# That boy is too smart



## vat (Jul 23, 2010)

So I had to take Callan to the vet today, she was such a good girl. But like most females did not want to get on the scale, lol.

Any way, after we got home my hubby told me what Max had done. He had a friend come over to look at a plumbing job for us. They went out into the garage and a second later here comes Max. Seems if we do not get the door latched tightly the little stinker has now figured out how to open it! :wild: Mind you this is a door that swings in not out!

What next???


----------



## Wolfiesmom (Apr 10, 2010)

Uh oh! You're in for it now! Wolfie opens the doors at the summer house, and we need to keep them locked. He lets himself out all the time at that house.


----------



## vat (Jul 23, 2010)

Silly Wolfie!


----------



## Stosh (Jun 26, 2010)

Stosh must not be the brightest dog in the world- if there's a door that's partially open he won't walk through it. He waits until it's all the way open and I tell him to go through it. Maybe he's just lazy


----------



## vat (Jul 23, 2010)

Or well trained!!!


----------



## Wolfiesmom (Apr 10, 2010)

I would say Stosh is a good boy


----------



## Stosh (Jun 26, 2010)

────────

**Task brief:** Return the stretch of the forum thread from "So I had to" through "at that house.", copied word for word. The data that comes next has no connection to the forum thread.

(Element and region data)
────────

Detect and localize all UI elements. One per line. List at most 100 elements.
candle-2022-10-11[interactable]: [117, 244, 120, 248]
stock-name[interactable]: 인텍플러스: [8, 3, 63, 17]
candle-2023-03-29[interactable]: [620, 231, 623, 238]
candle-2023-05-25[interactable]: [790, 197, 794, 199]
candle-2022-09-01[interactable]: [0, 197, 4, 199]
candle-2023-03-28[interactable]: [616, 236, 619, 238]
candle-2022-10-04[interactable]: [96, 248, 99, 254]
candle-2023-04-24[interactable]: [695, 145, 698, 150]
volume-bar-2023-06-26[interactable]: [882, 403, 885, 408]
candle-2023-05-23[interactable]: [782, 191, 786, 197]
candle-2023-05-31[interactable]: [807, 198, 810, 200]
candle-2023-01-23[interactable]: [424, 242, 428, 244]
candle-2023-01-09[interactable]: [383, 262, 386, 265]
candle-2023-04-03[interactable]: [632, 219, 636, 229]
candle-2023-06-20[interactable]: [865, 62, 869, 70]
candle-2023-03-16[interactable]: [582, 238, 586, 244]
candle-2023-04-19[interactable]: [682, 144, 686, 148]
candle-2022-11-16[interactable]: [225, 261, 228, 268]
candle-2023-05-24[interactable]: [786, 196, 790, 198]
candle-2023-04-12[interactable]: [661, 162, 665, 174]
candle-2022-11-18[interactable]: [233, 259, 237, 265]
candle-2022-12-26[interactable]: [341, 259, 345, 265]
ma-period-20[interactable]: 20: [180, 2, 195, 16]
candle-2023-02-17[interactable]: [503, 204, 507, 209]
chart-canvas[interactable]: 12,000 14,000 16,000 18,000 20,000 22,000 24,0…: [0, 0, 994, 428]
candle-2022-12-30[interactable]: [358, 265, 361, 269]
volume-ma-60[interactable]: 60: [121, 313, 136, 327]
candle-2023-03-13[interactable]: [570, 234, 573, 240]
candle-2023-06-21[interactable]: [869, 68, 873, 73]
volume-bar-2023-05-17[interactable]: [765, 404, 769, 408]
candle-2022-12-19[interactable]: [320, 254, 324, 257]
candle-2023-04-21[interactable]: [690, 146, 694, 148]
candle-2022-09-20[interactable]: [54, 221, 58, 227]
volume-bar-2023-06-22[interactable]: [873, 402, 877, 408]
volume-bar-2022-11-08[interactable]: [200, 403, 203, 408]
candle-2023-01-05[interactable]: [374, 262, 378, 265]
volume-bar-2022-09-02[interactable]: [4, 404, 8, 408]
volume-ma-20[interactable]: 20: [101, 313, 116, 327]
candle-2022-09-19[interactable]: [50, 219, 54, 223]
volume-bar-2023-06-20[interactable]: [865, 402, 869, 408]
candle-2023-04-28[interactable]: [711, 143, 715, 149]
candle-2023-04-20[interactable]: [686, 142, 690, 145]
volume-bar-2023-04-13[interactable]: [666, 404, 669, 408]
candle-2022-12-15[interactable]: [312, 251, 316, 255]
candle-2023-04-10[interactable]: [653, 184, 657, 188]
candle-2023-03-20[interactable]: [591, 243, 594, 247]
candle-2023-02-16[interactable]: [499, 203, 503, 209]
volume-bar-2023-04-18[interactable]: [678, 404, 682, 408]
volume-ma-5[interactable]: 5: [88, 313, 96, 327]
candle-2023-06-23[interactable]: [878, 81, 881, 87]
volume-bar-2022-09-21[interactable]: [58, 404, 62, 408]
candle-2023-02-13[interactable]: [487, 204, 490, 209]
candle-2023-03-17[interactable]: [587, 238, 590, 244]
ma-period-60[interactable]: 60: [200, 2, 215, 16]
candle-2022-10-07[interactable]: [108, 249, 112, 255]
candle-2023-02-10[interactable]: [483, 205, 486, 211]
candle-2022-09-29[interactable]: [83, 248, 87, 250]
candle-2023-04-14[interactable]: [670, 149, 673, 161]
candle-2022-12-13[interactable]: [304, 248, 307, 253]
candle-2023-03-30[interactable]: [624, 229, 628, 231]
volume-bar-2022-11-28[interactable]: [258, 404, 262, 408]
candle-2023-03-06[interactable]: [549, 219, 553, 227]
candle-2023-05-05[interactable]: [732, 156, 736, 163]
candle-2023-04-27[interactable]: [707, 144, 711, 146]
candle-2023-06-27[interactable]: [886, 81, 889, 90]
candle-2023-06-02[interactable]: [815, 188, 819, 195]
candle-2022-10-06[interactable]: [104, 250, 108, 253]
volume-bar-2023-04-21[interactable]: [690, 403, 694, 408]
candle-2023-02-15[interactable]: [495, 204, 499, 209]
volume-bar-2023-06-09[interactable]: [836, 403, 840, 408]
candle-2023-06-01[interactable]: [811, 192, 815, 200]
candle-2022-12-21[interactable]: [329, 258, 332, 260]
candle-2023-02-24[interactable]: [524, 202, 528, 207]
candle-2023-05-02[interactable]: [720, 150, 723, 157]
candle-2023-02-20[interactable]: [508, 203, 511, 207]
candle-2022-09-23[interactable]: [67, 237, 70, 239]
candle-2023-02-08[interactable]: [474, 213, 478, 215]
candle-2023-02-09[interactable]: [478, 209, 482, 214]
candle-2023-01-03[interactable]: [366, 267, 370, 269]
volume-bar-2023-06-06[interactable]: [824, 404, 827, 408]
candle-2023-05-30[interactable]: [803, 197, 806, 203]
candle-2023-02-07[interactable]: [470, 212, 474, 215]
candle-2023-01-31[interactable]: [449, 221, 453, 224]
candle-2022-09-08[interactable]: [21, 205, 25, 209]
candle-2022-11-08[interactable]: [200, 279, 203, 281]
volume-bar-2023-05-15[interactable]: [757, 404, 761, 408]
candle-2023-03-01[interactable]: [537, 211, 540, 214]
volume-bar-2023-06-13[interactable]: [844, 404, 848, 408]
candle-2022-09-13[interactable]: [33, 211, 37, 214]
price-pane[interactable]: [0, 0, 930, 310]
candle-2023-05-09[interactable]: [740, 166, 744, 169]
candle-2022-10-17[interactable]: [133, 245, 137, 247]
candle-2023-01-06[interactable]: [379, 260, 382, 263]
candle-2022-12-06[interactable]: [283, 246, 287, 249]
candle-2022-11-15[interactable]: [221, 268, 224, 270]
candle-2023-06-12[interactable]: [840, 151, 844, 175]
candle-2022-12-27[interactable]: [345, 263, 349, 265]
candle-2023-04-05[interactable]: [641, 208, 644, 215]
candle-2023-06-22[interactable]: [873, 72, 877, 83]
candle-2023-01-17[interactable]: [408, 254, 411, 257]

────────

**Final result:**
So I had to take Callan to the vet today, she was such a good girl. But like most females did not want to get on the scale, lol.

Any way, after we got home my hubby told me what Max had done. He had a friend come over to look at a plumbing job for us. They went out into the garage and a second later here comes Max. Seems if we do not get the door latched tightly the little stinker has now figured out how to open it! :wild: Mind you this is a door that swings in not out!

What next???


----------



## Wolfiesmom (Apr 10, 2010)

Uh oh! You're in for it now! Wolfie opens the doors at the summer house, and we need to keep them locked. He lets himself out all the time at that house.